#### Document extract
Wrong result with cuDSS

Dear All,

I’ve test cuDSS v0.5 on A40 with 5x5 sparse matrix contain very small scientific number like e-115 but I got wrong result. Please take a look at below input matrix, rhs vector and result. I made exact CSR format and matrix type to GENERAL and view type to FULL accordingly. Are there any way to handle it?

matrix :
1 1 -5.9211058216815069e-115
1 3 -1.5307239967446657e-22
2 2 1.1851126493134462e-114
2 3 3.0637526600302602e-22
3 3 -2.9650103357264466e-115
3 5 -7.6651433164278924e-23
4 4 -5.9300206714528959e-115
5 5 -1.5330286632855794e-22

RHS vector :
7.0
12.0
25.0
4.0
13.0

cuDSS Result :
249999999800706.25
120000000428925.38
-70000000000000
-40000000000000
-130000000000000

Expected Result :
1.6130193769216447e+208
1.6130193769216447e+208
-6.2394386208665224e+115
-6.745339049585425e+114
-8.4799458166284143e+22

Thanks in advance.

Hi!

Thanks for the question. I’ve checked, cuDSS just did what it was supposed to do with the given settings.

To understand the cuDSS behavior you should understand how pivoting works.
########
#### Data shown
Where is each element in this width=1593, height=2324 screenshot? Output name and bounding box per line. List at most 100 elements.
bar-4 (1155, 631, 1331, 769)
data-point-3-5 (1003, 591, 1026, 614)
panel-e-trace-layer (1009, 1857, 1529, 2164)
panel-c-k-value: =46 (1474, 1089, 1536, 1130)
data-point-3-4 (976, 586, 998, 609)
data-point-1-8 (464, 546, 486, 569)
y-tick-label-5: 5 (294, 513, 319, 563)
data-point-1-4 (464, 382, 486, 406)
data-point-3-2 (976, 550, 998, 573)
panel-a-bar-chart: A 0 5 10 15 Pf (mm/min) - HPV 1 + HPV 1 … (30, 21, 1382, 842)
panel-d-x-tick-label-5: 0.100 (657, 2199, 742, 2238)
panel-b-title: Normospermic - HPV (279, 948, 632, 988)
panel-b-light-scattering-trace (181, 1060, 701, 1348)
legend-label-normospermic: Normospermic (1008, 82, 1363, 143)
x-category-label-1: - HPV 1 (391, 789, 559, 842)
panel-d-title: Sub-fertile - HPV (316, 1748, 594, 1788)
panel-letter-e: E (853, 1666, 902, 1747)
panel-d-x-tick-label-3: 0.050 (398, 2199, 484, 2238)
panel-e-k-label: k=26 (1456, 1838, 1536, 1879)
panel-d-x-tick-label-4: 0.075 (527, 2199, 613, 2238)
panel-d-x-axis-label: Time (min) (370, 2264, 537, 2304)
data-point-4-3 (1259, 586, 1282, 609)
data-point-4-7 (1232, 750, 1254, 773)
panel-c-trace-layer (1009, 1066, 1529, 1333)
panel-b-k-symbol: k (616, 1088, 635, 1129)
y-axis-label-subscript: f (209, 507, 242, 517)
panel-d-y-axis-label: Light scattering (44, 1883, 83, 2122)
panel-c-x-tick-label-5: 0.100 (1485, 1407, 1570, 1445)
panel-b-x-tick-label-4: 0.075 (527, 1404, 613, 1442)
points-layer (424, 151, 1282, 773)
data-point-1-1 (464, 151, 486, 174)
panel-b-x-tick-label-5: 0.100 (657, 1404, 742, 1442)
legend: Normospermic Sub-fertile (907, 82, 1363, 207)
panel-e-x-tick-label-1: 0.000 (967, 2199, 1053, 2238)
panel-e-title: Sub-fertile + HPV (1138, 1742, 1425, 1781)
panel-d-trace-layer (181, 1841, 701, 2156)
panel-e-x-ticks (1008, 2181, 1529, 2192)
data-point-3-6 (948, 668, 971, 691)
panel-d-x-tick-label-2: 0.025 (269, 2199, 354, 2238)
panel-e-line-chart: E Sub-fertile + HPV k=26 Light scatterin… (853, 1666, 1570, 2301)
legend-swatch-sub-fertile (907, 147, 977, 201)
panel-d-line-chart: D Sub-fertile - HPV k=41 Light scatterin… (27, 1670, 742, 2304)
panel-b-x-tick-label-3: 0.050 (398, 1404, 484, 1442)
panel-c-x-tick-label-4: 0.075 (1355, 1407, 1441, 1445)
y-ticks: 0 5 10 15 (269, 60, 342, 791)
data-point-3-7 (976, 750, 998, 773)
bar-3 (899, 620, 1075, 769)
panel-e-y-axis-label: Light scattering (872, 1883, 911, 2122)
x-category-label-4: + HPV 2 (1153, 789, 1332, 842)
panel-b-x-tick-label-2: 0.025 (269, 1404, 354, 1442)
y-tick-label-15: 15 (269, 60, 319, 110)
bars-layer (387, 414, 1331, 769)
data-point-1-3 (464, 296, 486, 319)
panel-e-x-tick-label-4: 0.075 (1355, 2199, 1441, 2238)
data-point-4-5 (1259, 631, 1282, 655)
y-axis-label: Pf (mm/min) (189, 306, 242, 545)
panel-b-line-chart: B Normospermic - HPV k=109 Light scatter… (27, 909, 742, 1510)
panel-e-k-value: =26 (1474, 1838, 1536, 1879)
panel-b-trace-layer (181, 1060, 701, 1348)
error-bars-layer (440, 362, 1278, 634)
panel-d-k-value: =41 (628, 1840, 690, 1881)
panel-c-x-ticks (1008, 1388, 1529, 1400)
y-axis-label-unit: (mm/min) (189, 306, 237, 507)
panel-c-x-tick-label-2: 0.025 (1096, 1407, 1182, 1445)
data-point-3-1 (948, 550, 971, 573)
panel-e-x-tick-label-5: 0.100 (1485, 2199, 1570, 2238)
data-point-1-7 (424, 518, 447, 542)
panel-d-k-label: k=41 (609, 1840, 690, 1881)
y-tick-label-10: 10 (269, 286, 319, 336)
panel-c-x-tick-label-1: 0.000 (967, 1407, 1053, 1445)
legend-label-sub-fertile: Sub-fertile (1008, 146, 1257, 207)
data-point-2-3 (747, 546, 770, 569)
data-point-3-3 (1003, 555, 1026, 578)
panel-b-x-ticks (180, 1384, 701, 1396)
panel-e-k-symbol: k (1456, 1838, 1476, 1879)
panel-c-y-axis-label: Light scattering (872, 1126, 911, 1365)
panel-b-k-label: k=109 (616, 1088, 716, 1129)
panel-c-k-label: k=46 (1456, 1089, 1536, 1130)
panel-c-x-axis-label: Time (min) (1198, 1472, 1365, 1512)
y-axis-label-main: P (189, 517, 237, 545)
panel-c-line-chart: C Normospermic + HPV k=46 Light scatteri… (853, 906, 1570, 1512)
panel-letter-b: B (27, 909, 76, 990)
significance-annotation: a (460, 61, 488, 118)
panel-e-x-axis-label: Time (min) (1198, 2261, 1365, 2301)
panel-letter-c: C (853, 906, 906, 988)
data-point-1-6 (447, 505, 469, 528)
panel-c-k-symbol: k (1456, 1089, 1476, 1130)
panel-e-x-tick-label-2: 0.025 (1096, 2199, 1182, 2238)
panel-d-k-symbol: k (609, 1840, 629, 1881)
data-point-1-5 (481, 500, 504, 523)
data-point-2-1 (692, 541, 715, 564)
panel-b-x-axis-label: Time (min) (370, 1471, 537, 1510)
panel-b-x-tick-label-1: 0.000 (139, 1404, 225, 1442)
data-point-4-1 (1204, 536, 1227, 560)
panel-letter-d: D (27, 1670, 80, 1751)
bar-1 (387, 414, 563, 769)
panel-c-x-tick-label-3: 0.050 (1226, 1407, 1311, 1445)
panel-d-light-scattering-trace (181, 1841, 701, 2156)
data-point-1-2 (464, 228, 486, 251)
########
> **Problem set**:
**A)** In the cuDSS forum thread, which GPU was cuDSS v0.5 tested on?
**B)** Echo everything in the records from the very first line down to the line containing "panel-b-x-tick-label-5: 0.100 (657, 1404, 742, 1442)", with both of those lines included.

> **Per-task outputs**:
**A)** An A40.

**B)**
Where is each element in this width=1593, height=2324 screenshot? Output name and bounding box per line. List at most 100 elements.
bar-4 (1155, 631, 1331, 769)
data-point-3-5 (1003, 591, 1026, 614)
panel-e-trace-layer (1009, 1857, 1529, 2164)
panel-c-k-value: =46 (1474, 1089, 1536, 1130)
data-point-3-4 (976, 586, 998, 609)
data-point-1-8 (464, 546, 486, 569)
y-tick-label-5: 5 (294, 513, 319, 563)
data-point-1-4 (464, 382, 486, 406)
data-point-3-2 (976, 550, 998, 573)
panel-a-bar-chart: A 0 5 10 15 Pf (mm/min) - HPV 1 + HPV 1 … (30, 21, 1382, 842)
panel-d-x-tick-label-5: 0.100 (657, 2199, 742, 2238)
panel-b-title: Normospermic - HPV (279, 948, 632, 988)
panel-b-light-scattering-trace (181, 1060, 701, 1348)
legend-label-normospermic: Normospermic (1008, 82, 1363, 143)
x-category-label-1: - HPV 1 (391, 789, 559, 842)
panel-d-title: Sub-fertile - HPV (316, 1748, 594, 1788)
panel-letter-e: E (853, 1666, 902, 1747)
panel-d-x-tick-label-3: 0.050 (398, 2199, 484, 2238)
panel-e-k-label: k=26 (1456, 1838, 1536, 1879)
panel-d-x-tick-label-4: 0.075 (527, 2199, 613, 2238)
panel-d-x-axis-label: Time (min) (370, 2264, 537, 2304)
data-point-4-3 (1259, 586, 1282, 609)
data-point-4-7 (1232, 750, 1254, 773)
panel-c-trace-layer (1009, 1066, 1529, 1333)
panel-b-k-symbol: k (616, 1088, 635, 1129)
y-axis-label-subscript: f (209, 507, 242, 517)
panel-d-y-axis-label: Light scattering (44, 1883, 83, 2122)
panel-c-x-tick-label-5: 0.100 (1485, 1407, 1570, 1445)
panel-b-x-tick-label-4: 0.075 (527, 1404, 613, 1442)
points-layer (424, 151, 1282, 773)
data-point-1-1 (464, 151, 486, 174)
panel-b-x-tick-label-5: 0.100 (657, 1404, 742, 1442)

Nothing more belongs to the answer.